FRAGMENTO DEL DOCUMENTO:
+++

Nos acercamos a las celebraciones emblemáticas, propias de noviembre, el uno que litúrgicamente se conmemora la solemnidad de Todos los Santos y el dos que es la de los Fieles Difuntos.
Estas fechas nos permiten comprender lo que significa, realmente, para un discípulo misionero de Jesucristo la muerte y la santidad. Pero no sólo desde el aspecto espiritual, sino de la perspectiva de la antropología filosófica, del verdadero entendimiento de ese cambio metafísico que es la muerte.
La sabiduría plasmada en el Ciclo Litúrgico, ha colocado primero la Solemnidad de Todos los Santos y al día siguiente la de los Fieles Difuntos. El Misal Romano en su rúbrica de Todos los Santos señala, “… Nos representa visualmente a toda la multitud de los redimidos, para descubrimos el destino que nos espera también a nosotros, peregrinos… Todos ellos, que viven frente a Dios, son nuestros intercesores que dan impulso a nuestras vidas”.
Justo ese es el punto medular, somos peregrinos que buscamos la vida en plenitud que es la vida eterna. Nuestros santos particulares, el papá, la mamá, el tío, la tía, la abuelita, el abuelito, el primo, que ya han partido, se convirtieron en columna de nuestra vida. Ellos nos mostraron con su ejemplo, con su testimonio con sus consejos la forma en la cual alcanzamos la santidad para así, encontrarnos con Cristo. Son nuestros santos particulares, que aunque no están reconocidos en el martirologio, nos motivaron a dar e ir a más y así tener conciencia del proyecto de Jesús en nuestras vidas.

+++

ENUNCIADO: Repite sin cambios el pasaje del texto sobre Todos los Santos y los Fieles Difuntos que va desde "Nos acercamos a" hasta "es la de los Fieles Difuntos.", ambos incluidos. Las líneas siguientes constituyen un material independiente.

DATOS PROPORCIONADOS:

+++

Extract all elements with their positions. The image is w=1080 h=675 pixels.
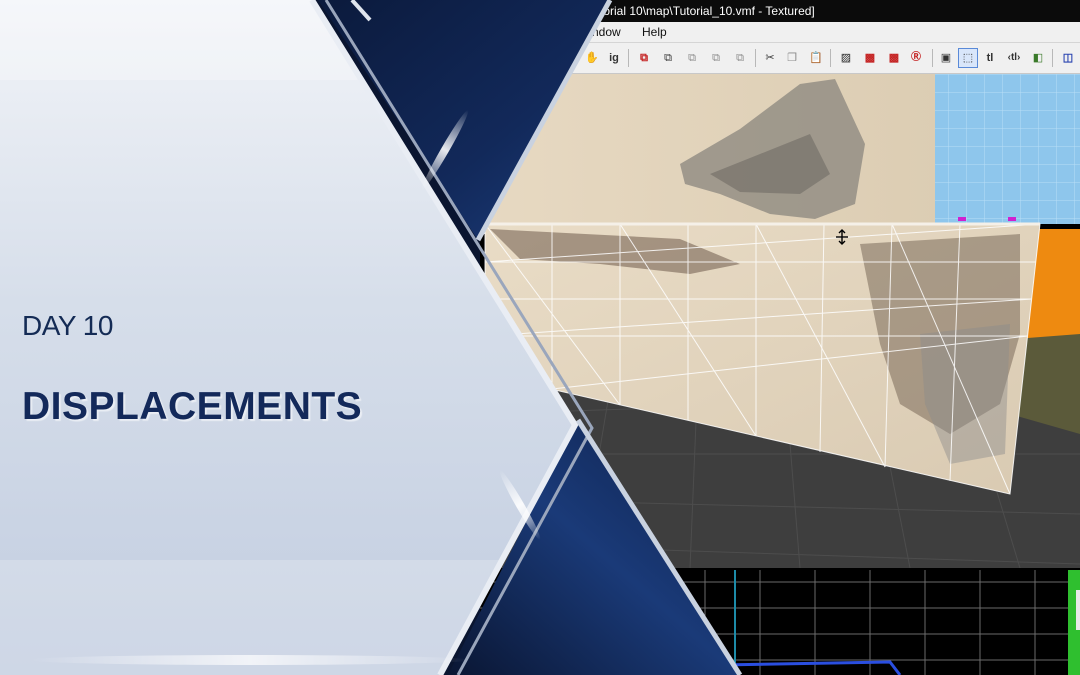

+++

RESPUESTA:
Nos acercamos a las celebraciones emblemáticas, propias de noviembre, el uno que litúrgicamente se conmemora la solemnidad de Todos los Santos y el dos que es la de los Fieles Difuntos.